— Start —

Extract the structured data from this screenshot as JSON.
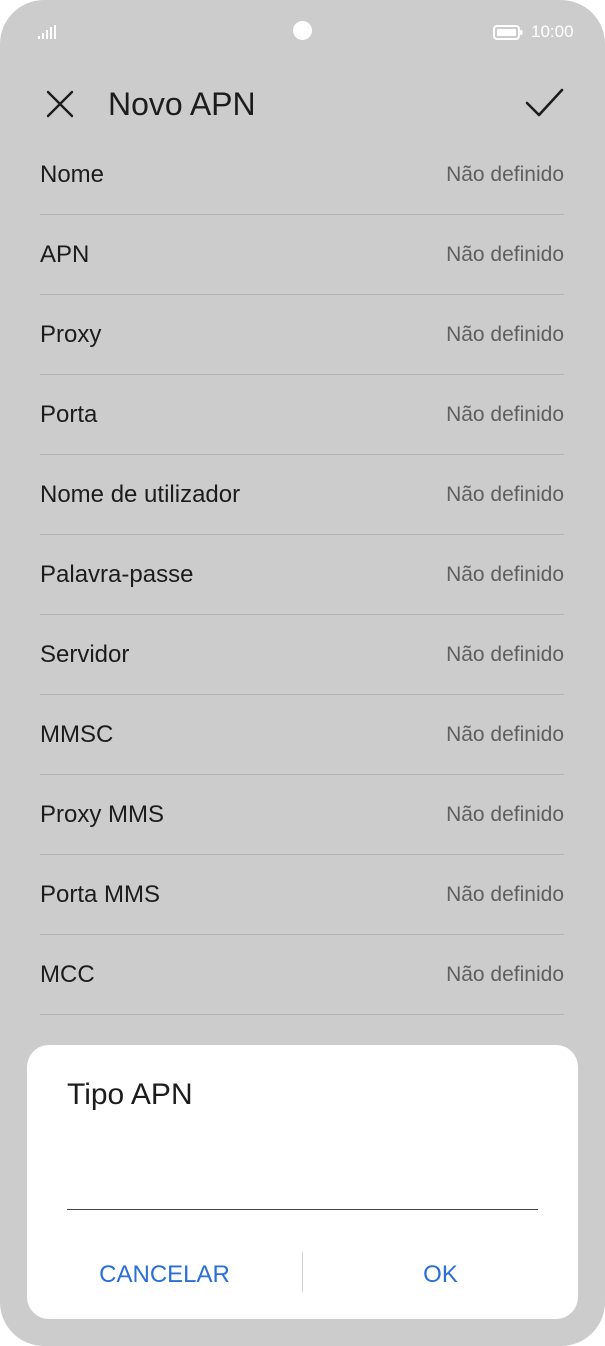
{
  "status_bar": {
    "time": "10:00",
    "signal_icon": "signal-icon",
    "battery_icon": "battery-icon"
  },
  "header": {
    "title": "Novo APN",
    "close_icon": "close-icon",
    "confirm_icon": "check-icon"
  },
  "fields": [
    {
      "label": "Nome",
      "value": "Não definido"
    },
    {
      "label": "APN",
      "value": "Não definido"
    },
    {
      "label": "Proxy",
      "value": "Não definido"
    },
    {
      "label": "Porta",
      "value": "Não definido"
    },
    {
      "label": "Nome de utilizador",
      "value": "Não definido"
    },
    {
      "label": "Palavra-passe",
      "value": "Não definido"
    },
    {
      "label": "Servidor",
      "value": "Não definido"
    },
    {
      "label": "MMSC",
      "value": "Não definido"
    },
    {
      "label": "Proxy MMS",
      "value": "Não definido"
    },
    {
      "label": "Porta MMS",
      "value": "Não definido"
    },
    {
      "label": "MCC",
      "value": "Não definido"
    }
  ],
  "dialog": {
    "title": "Tipo APN",
    "input_value": "",
    "cancel_label": "CANCELAR",
    "ok_label": "OK"
  },
  "colors": {
    "background_dim": "#cccccc",
    "accent": "#2a6ed8",
    "dialog_bg": "#ffffff"
  }
}
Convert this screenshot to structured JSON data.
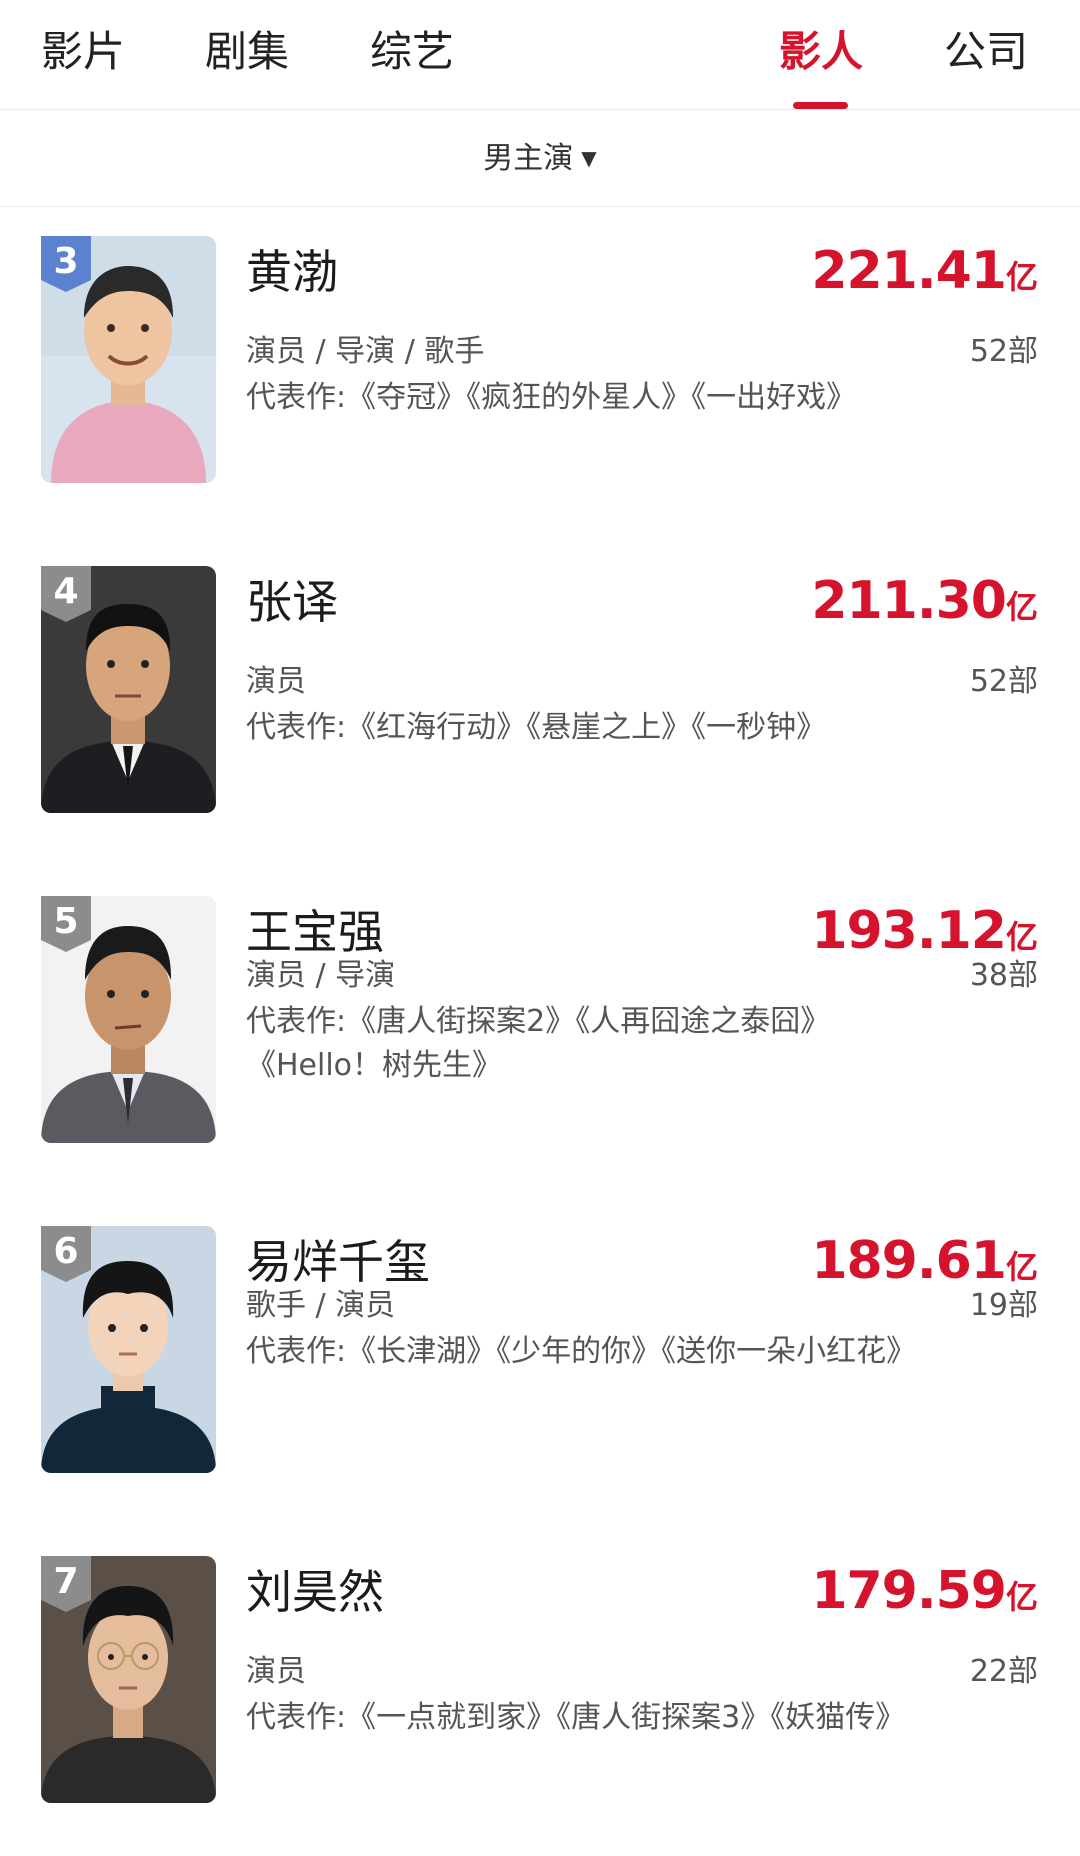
{
  "tabs": [
    {
      "label": "影片"
    },
    {
      "label": "剧集"
    },
    {
      "label": "综艺"
    },
    {
      "label": "影人"
    },
    {
      "label": "公司"
    }
  ],
  "active_tab": "影人",
  "filter": {
    "label": "男主演",
    "caret": "▼"
  },
  "list": [
    {
      "rank": "3",
      "name": "黄渤",
      "box_value": "221.41",
      "box_unit": "亿",
      "roles": "演员 / 导演 / 歌手",
      "count": "52部",
      "works": "代表作:《夺冠》《疯狂的外星人》《一出好戏》",
      "rank_badge_color": "#5b82cf"
    },
    {
      "rank": "4",
      "name": "张译",
      "box_value": "211.30",
      "box_unit": "亿",
      "roles": "演员",
      "count": "52部",
      "works": "代表作:《红海行动》《悬崖之上》《一秒钟》",
      "rank_badge_color": "#8c8c8c"
    },
    {
      "rank": "5",
      "name": "王宝强",
      "box_value": "193.12",
      "box_unit": "亿",
      "roles": "演员 / 导演",
      "count": "38部",
      "works": "代表作:《唐人街探案2》《人再囧途之泰囧》《Hello！树先生》",
      "rank_badge_color": "#8c8c8c"
    },
    {
      "rank": "6",
      "name": "易烊千玺",
      "box_value": "189.61",
      "box_unit": "亿",
      "roles": "歌手 / 演员",
      "count": "19部",
      "works": "代表作:《长津湖》《少年的你》《送你一朵小红花》",
      "rank_badge_color": "#8c8c8c"
    },
    {
      "rank": "7",
      "name": "刘昊然",
      "box_value": "179.59",
      "box_unit": "亿",
      "roles": "演员",
      "count": "22部",
      "works": "代表作:《一点就到家》《唐人街探案3》《妖猫传》",
      "rank_badge_color": "#8c8c8c"
    }
  ],
  "colors": {
    "accent": "#d5132d"
  }
}
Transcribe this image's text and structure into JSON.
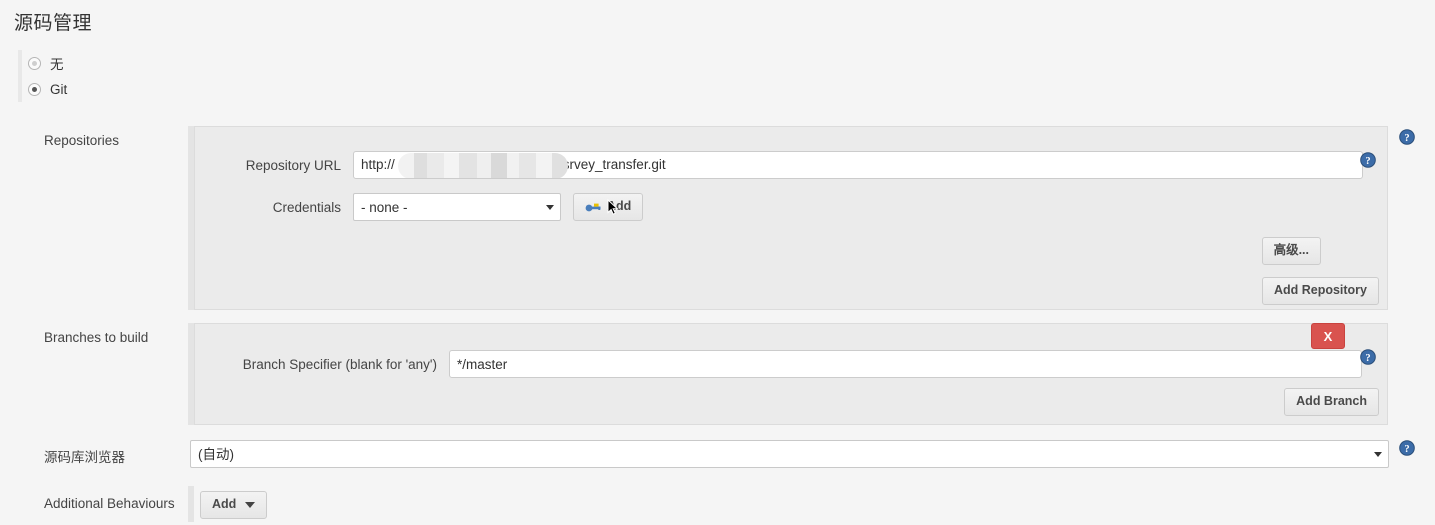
{
  "page": {
    "title": "源码管理"
  },
  "scm_radio": {
    "options": [
      {
        "label": "无",
        "selected": false
      },
      {
        "label": "Git",
        "selected": true
      }
    ]
  },
  "repositories": {
    "label": "Repositories",
    "repository_url": {
      "label": "Repository URL",
      "value_prefix": "http://",
      "value_suffix": "srvey_transfer.git",
      "redacted": true
    },
    "credentials": {
      "label": "Credentials",
      "selected": "- none -",
      "options": [
        "- none -"
      ],
      "add_button": "Add",
      "add_icon": "key-icon"
    },
    "advanced_button": "高级...",
    "add_repository_button": "Add Repository"
  },
  "branches": {
    "label": "Branches to build",
    "branch_specifier": {
      "label": "Branch Specifier (blank for 'any')",
      "value": "*/master"
    },
    "delete_button": "X",
    "add_branch_button": "Add Branch"
  },
  "repo_browser": {
    "label": "源码库浏览器",
    "selected": "(自动)",
    "options": [
      "(自动)"
    ]
  },
  "additional_behaviours": {
    "label": "Additional Behaviours",
    "add_button": "Add"
  },
  "icons": {
    "help": "help-icon",
    "chevron_down": "chevron-down-icon"
  },
  "colors": {
    "page_bg": "#f5f5f5",
    "panel_bg": "#ebebeb",
    "tab_bar": "#e4e4e4",
    "help_blue": "#2f5f9e",
    "danger_red": "#d9534f",
    "text": "#333333"
  }
}
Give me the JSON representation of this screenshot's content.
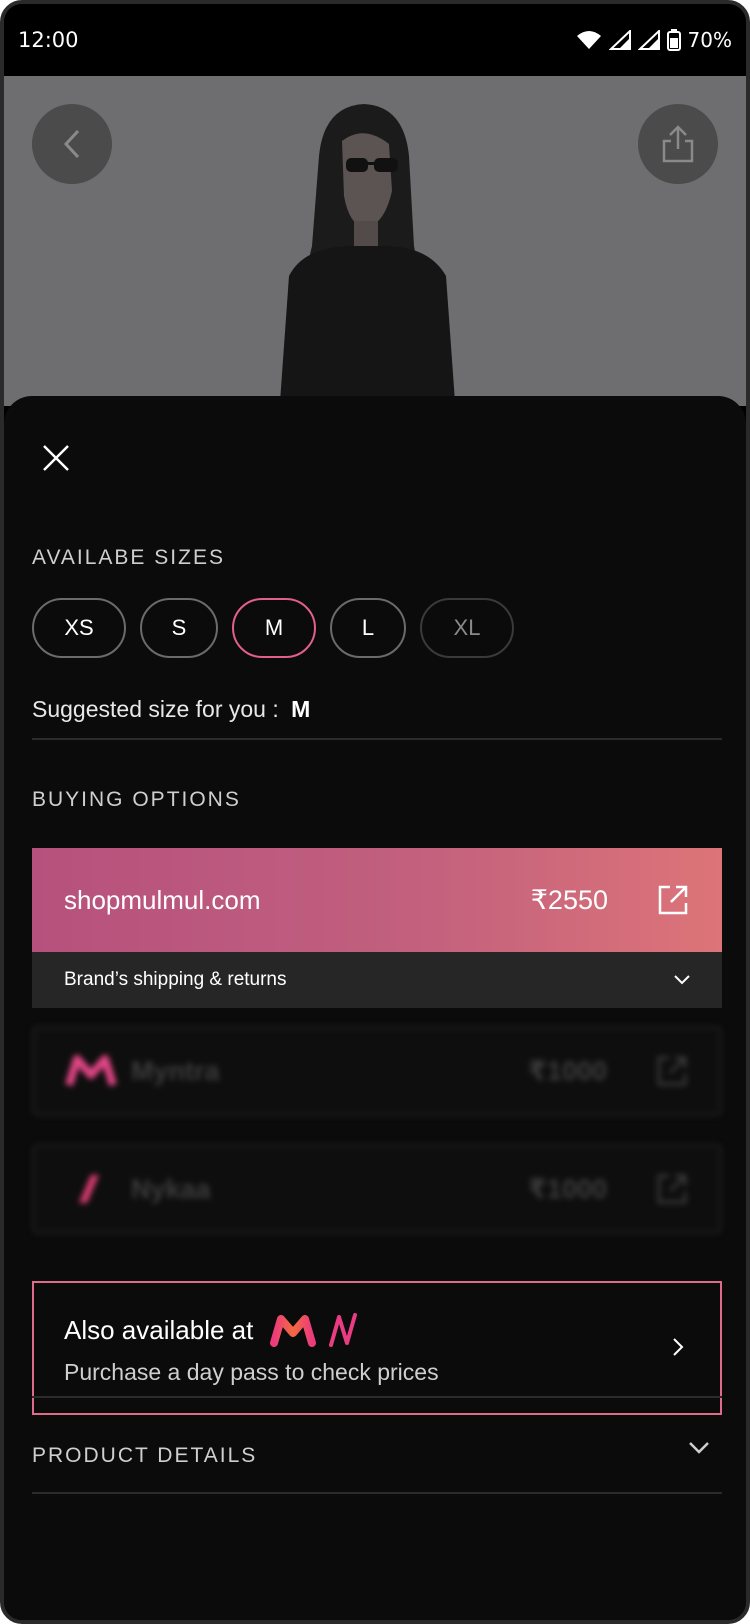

— End —

→ **Instructions for the task**: Gather each line from the entries above that includes the word "structured".

→ **Final result**:
Extract the structured data from this screenshot as JSON.
Convert this screenshot to structured JSON data.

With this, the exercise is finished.